Problem description
Write the material out again in full, word for word. Do not include the pictures.

Supplied material

——

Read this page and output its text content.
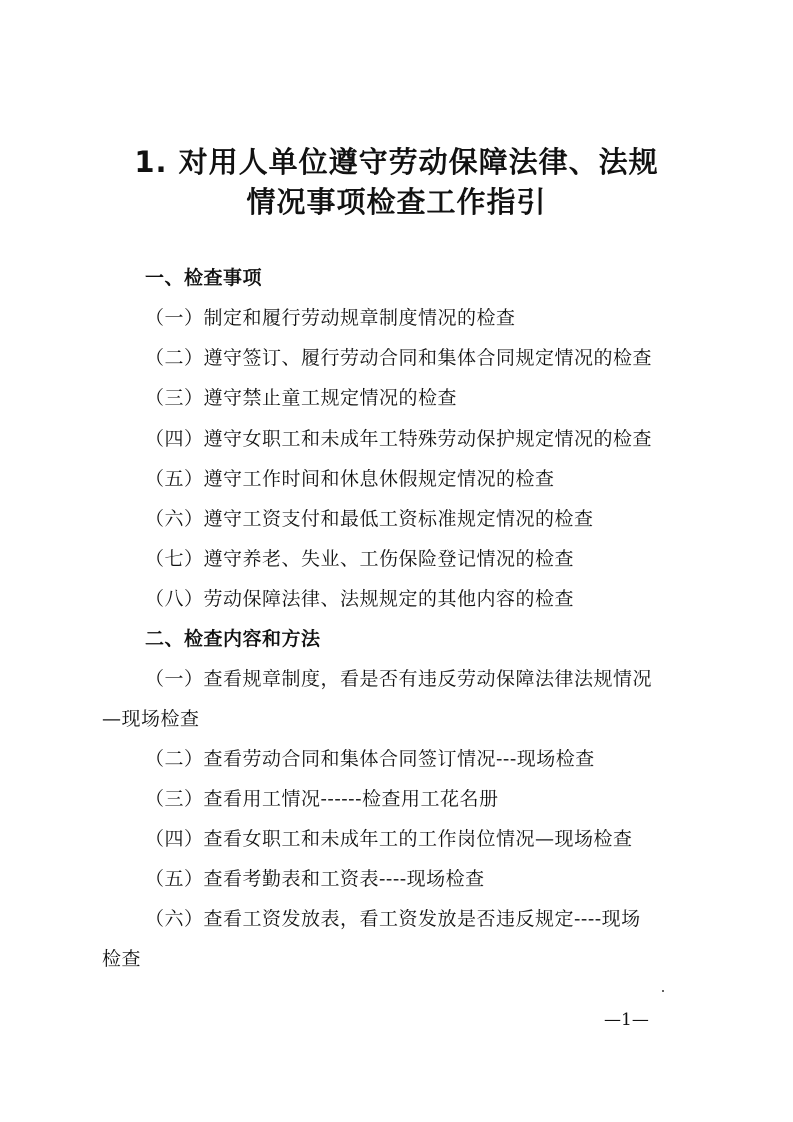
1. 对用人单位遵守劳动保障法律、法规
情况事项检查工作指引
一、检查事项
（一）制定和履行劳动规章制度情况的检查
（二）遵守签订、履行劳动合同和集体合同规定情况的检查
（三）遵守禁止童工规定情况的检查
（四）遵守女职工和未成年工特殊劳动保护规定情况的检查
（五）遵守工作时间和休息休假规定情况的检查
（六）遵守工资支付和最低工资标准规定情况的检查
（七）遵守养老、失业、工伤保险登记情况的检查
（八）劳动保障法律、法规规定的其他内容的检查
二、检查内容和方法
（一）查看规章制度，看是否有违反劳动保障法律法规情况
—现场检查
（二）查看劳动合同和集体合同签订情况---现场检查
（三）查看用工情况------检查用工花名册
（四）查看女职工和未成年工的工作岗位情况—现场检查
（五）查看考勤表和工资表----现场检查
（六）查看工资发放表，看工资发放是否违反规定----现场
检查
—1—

——

Result
Read this page and output its text content.
1. 对用人单位遵守劳动保障法律、法规
情况事项检查工作指引
一、检查事项
（一）制定和履行劳动规章制度情况的检查
（二）遵守签订、履行劳动合同和集体合同规定情况的检查
（三）遵守禁止童工规定情况的检查
（四）遵守女职工和未成年工特殊劳动保护规定情况的检查
（五）遵守工作时间和休息休假规定情况的检查
（六）遵守工资支付和最低工资标准规定情况的检查
（七）遵守养老、失业、工伤保险登记情况的检查
（八）劳动保障法律、法规规定的其他内容的检查
二、检查内容和方法
（一）查看规章制度，看是否有违反劳动保障法律法规情况
—现场检查
（二）查看劳动合同和集体合同签订情况---现场检查
（三）查看用工情况------检查用工花名册
（四）查看女职工和未成年工的工作岗位情况—现场检查
（五）查看考勤表和工资表----现场检查
（六）查看工资发放表，看工资发放是否违反规定----现场
检查
—1—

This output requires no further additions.